What the exercise asks
Reproduce the records below exactly as they appear, omitting any pictures they contain.

Dataset extract
━━━━━━━━━━━━━━━━━━━━
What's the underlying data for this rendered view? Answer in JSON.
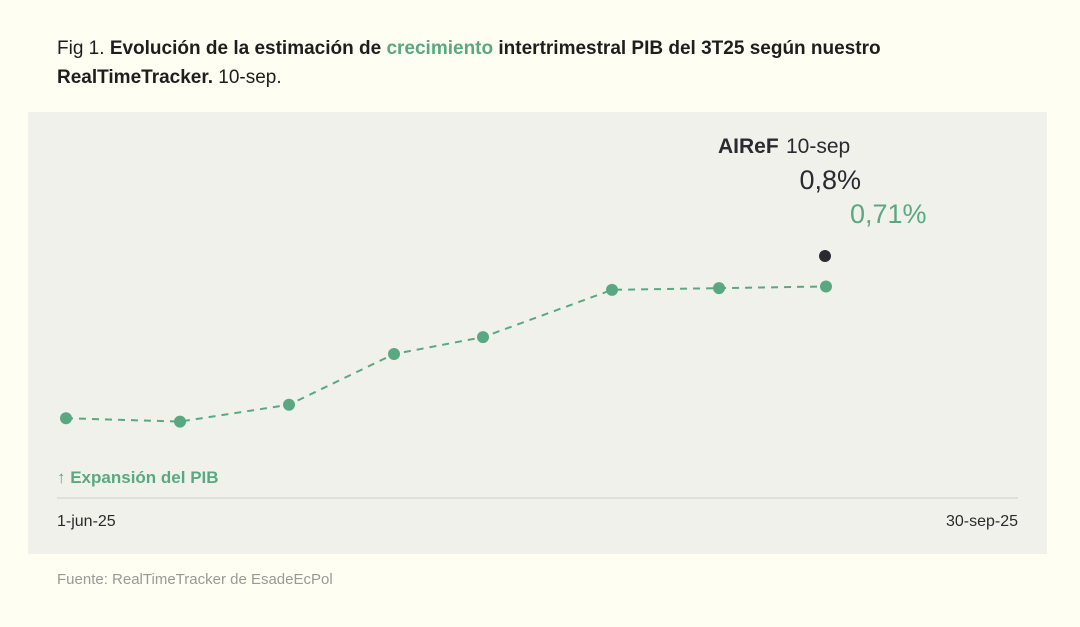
{
  "title": {
    "prefix": "Fig 1.",
    "part1": "Evolución de la estimación de",
    "highlight": "crecimiento",
    "part2": "intertrimestral PIB del 3T25 según nuestro",
    "part3": "RealTimeTracker.",
    "date": "10-sep."
  },
  "colors": {
    "accent": "#5aa882",
    "reference": "#2a2a30",
    "grid": "#cfcfc8"
  },
  "chart_data": {
    "type": "line",
    "series": [
      {
        "name": "RealTimeTracker",
        "values": [
          0.32,
          0.31,
          0.36,
          0.51,
          0.56,
          0.7,
          0.705,
          0.71
        ]
      }
    ],
    "current_label": "0,71%",
    "reference": {
      "name": "AIReF",
      "date": "10-sep",
      "value": 0.8,
      "label": "0,8%"
    },
    "x_tick_labels": [
      "1-jun-25",
      "30-sep-25"
    ],
    "annotation": "↑ Expansión del PIB",
    "ylim": [
      0.22,
      0.96
    ],
    "grid": false
  },
  "source": "Fuente: RealTimeTracker de EsadeEcPol"
}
━━━━━━━━━━━━━━━━━━━━
Written solution
What's the underlying data for this rendered view? Answer in JSON.
{
  "title": {
    "prefix": "Fig 1.",
    "part1": "Evolución de la estimación de",
    "highlight": "crecimiento",
    "part2": "intertrimestral PIB del 3T25 según nuestro",
    "part3": "RealTimeTracker.",
    "date": "10-sep."
  },
  "colors": {
    "accent": "#5aa882",
    "reference": "#2a2a30",
    "grid": "#cfcfc8"
  },
  "chart_data": {
    "type": "line",
    "series": [
      {
        "name": "RealTimeTracker",
        "values": [
          0.32,
          0.31,
          0.36,
          0.51,
          0.56,
          0.7,
          0.705,
          0.71
        ]
      }
    ],
    "current_label": "0,71%",
    "reference": {
      "name": "AIReF",
      "date": "10-sep",
      "value": 0.8,
      "label": "0,8%"
    },
    "x_tick_labels": [
      "1-jun-25",
      "30-sep-25"
    ],
    "annotation": "↑ Expansión del PIB",
    "ylim": [
      0.22,
      0.96
    ],
    "grid": false
  },
  "source": "Fuente: RealTimeTracker de EsadeEcPol"
}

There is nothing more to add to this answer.